## Problem description
Which lines hold the string "varmuuskopion"? Copy every one of them.
....
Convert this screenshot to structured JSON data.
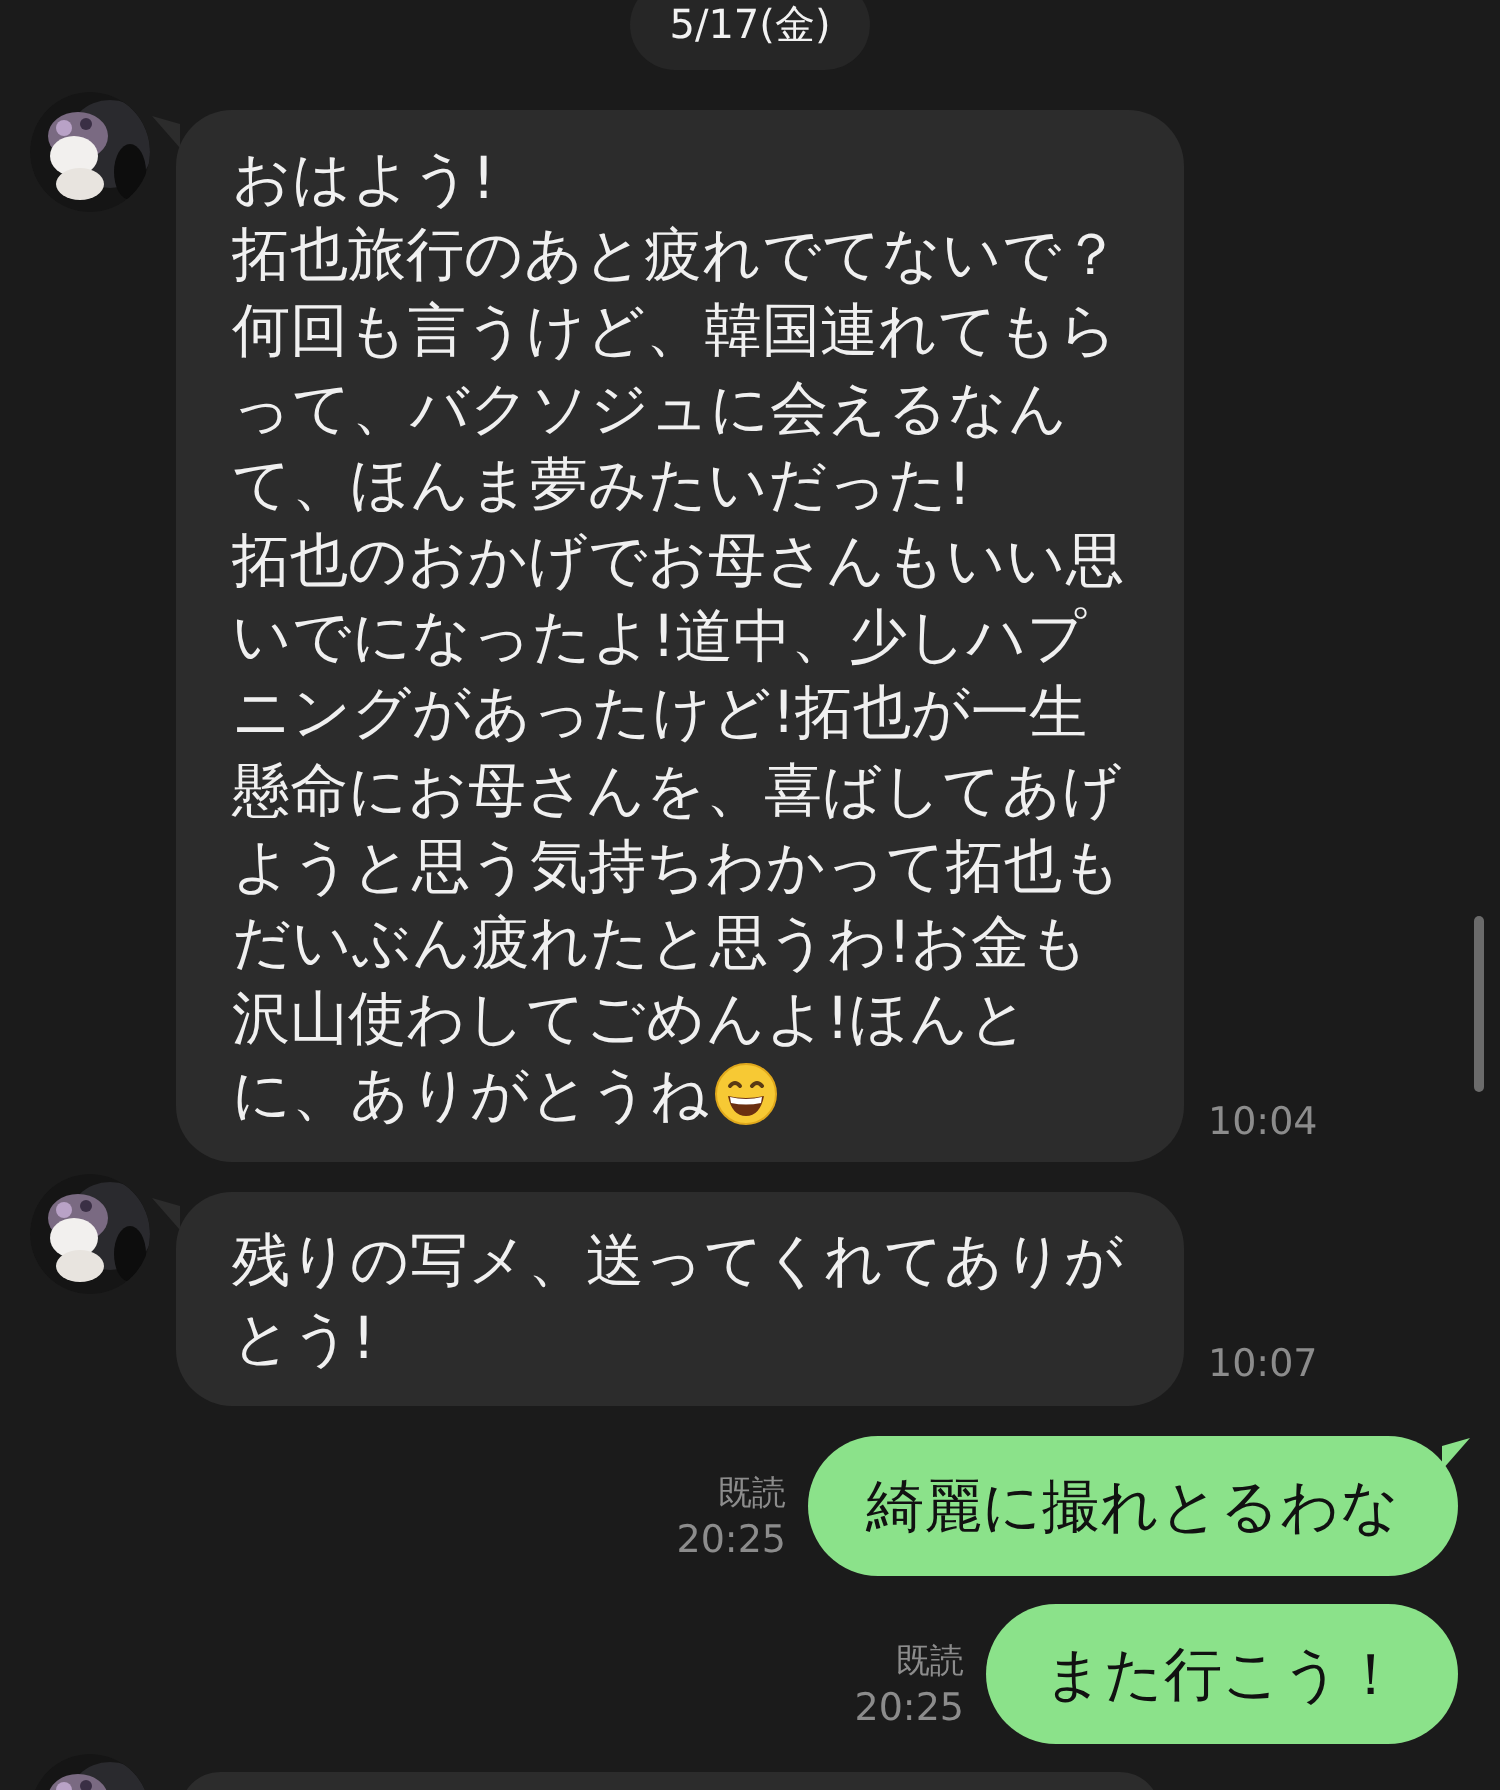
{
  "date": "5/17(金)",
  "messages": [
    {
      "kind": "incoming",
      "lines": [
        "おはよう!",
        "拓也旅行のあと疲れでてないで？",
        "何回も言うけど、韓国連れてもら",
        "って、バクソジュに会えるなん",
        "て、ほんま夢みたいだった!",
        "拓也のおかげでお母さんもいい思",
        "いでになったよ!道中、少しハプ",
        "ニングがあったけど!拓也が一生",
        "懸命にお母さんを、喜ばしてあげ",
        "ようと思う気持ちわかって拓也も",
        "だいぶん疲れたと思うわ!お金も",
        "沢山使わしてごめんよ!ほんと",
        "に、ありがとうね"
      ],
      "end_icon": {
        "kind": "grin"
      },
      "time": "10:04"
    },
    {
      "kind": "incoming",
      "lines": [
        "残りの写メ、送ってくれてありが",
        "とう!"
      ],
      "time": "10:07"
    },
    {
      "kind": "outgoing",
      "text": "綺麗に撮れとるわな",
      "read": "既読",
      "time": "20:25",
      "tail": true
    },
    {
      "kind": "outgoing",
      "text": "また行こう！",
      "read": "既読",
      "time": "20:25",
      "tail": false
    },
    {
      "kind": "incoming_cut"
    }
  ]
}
....
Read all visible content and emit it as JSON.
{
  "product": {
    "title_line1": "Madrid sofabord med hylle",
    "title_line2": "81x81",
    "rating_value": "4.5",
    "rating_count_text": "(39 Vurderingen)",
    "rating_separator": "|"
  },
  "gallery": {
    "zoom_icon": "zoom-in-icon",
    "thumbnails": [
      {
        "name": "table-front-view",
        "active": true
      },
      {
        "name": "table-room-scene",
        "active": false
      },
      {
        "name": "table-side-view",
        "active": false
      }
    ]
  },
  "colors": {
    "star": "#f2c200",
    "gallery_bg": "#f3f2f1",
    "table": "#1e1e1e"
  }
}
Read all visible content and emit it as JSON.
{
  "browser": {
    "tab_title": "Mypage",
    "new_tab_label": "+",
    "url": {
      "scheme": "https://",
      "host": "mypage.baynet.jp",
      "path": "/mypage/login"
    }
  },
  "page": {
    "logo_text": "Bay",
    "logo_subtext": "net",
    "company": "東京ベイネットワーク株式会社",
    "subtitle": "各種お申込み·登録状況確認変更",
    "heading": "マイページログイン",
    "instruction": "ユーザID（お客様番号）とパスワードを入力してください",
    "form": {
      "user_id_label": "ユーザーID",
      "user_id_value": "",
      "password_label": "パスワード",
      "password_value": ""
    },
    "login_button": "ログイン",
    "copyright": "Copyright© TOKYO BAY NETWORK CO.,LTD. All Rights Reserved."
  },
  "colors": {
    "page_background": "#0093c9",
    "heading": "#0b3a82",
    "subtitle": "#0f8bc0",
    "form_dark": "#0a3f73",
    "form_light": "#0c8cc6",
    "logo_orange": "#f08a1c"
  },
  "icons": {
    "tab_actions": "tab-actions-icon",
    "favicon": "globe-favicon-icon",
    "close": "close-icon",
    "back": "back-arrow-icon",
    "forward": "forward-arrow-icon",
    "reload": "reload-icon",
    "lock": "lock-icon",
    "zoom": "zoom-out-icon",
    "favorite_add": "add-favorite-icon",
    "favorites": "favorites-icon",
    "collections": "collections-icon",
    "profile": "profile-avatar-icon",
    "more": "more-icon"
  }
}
....
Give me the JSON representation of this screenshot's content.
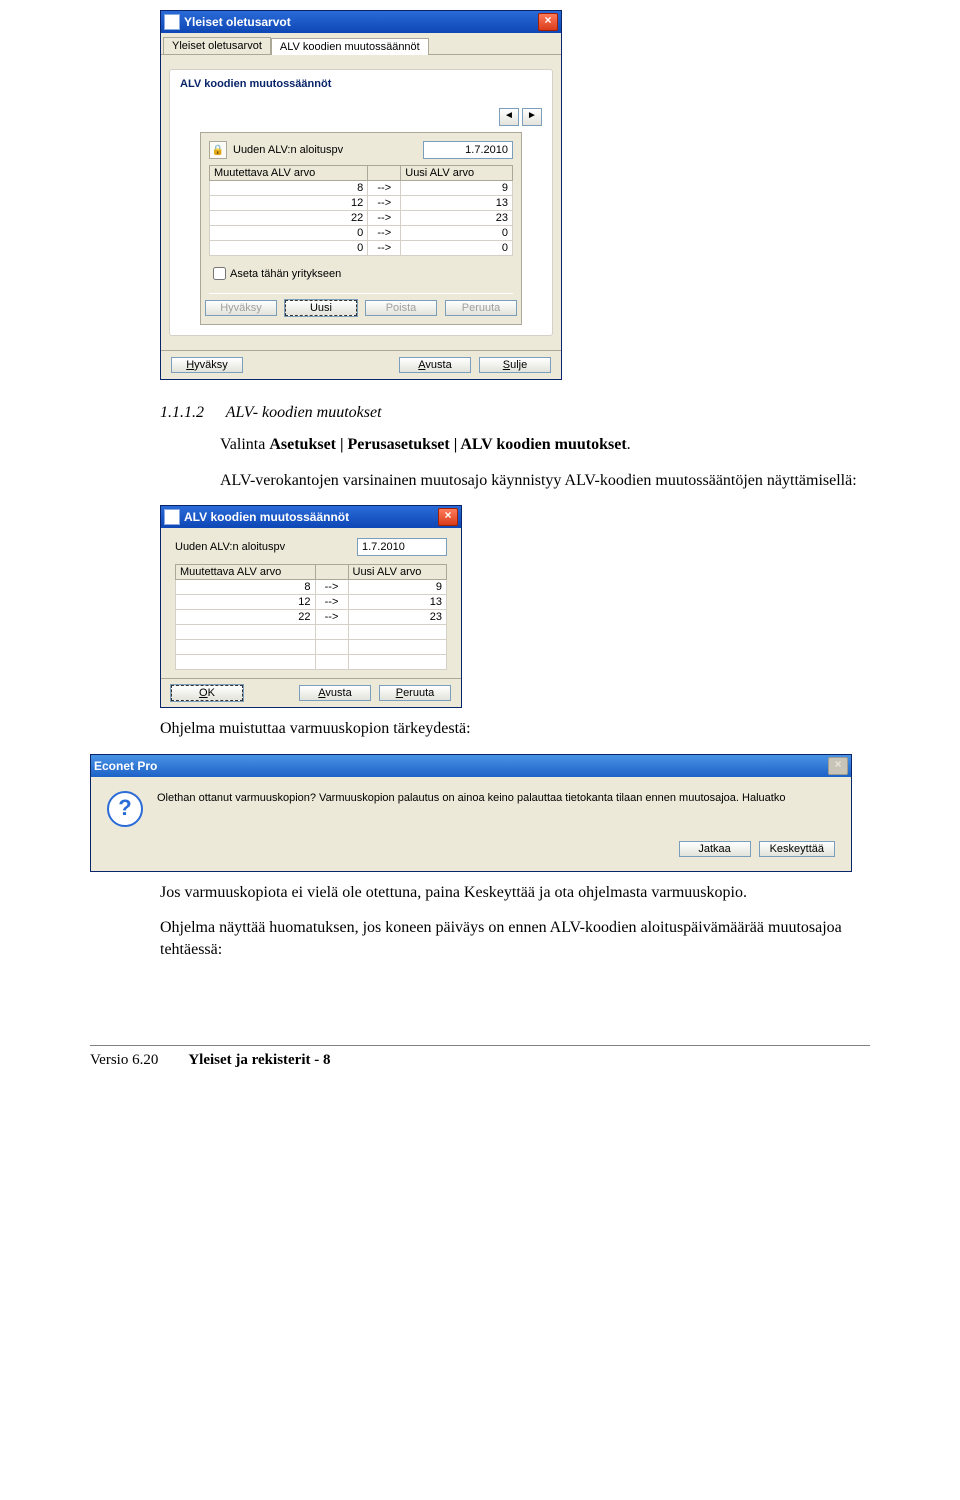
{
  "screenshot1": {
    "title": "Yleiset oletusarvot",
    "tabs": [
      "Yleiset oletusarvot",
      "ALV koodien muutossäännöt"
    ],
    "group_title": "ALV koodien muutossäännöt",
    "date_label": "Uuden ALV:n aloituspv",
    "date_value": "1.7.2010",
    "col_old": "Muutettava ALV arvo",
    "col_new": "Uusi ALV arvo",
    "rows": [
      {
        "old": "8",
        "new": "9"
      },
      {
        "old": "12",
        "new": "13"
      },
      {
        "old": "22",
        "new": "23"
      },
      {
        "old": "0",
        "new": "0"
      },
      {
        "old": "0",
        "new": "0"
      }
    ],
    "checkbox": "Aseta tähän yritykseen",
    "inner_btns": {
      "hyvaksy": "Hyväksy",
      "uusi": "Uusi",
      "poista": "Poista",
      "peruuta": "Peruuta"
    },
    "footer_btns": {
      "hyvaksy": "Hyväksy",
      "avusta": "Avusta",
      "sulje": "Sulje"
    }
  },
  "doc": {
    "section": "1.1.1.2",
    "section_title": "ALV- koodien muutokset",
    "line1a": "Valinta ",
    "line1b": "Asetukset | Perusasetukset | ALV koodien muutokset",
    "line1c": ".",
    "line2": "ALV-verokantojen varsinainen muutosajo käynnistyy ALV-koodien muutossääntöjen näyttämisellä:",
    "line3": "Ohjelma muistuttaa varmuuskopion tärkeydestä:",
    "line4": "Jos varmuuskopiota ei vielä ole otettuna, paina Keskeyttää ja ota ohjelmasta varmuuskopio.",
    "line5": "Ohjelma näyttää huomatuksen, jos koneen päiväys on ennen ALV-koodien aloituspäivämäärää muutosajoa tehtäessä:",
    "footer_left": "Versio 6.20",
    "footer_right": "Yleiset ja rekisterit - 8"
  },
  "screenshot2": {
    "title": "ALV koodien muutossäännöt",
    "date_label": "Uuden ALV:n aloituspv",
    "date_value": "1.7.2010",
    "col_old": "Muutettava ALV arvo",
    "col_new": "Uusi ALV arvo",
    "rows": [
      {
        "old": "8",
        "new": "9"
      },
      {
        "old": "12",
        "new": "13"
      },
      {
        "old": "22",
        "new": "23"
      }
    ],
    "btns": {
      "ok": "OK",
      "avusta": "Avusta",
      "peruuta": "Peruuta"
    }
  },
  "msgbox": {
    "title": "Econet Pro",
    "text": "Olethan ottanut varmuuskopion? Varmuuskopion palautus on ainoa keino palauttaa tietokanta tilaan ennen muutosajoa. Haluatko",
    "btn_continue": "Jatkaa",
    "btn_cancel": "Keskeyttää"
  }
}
....
## Finished exercise
    "line3": "Ohjelma muistuttaa varmuuskopion tärkeydestä:",
    "text": "Olethan ottanut varmuuskopion? Varmuuskopion palautus on ainoa keino palauttaa tietokanta tilaan ennen muutosajoa. Haluatko",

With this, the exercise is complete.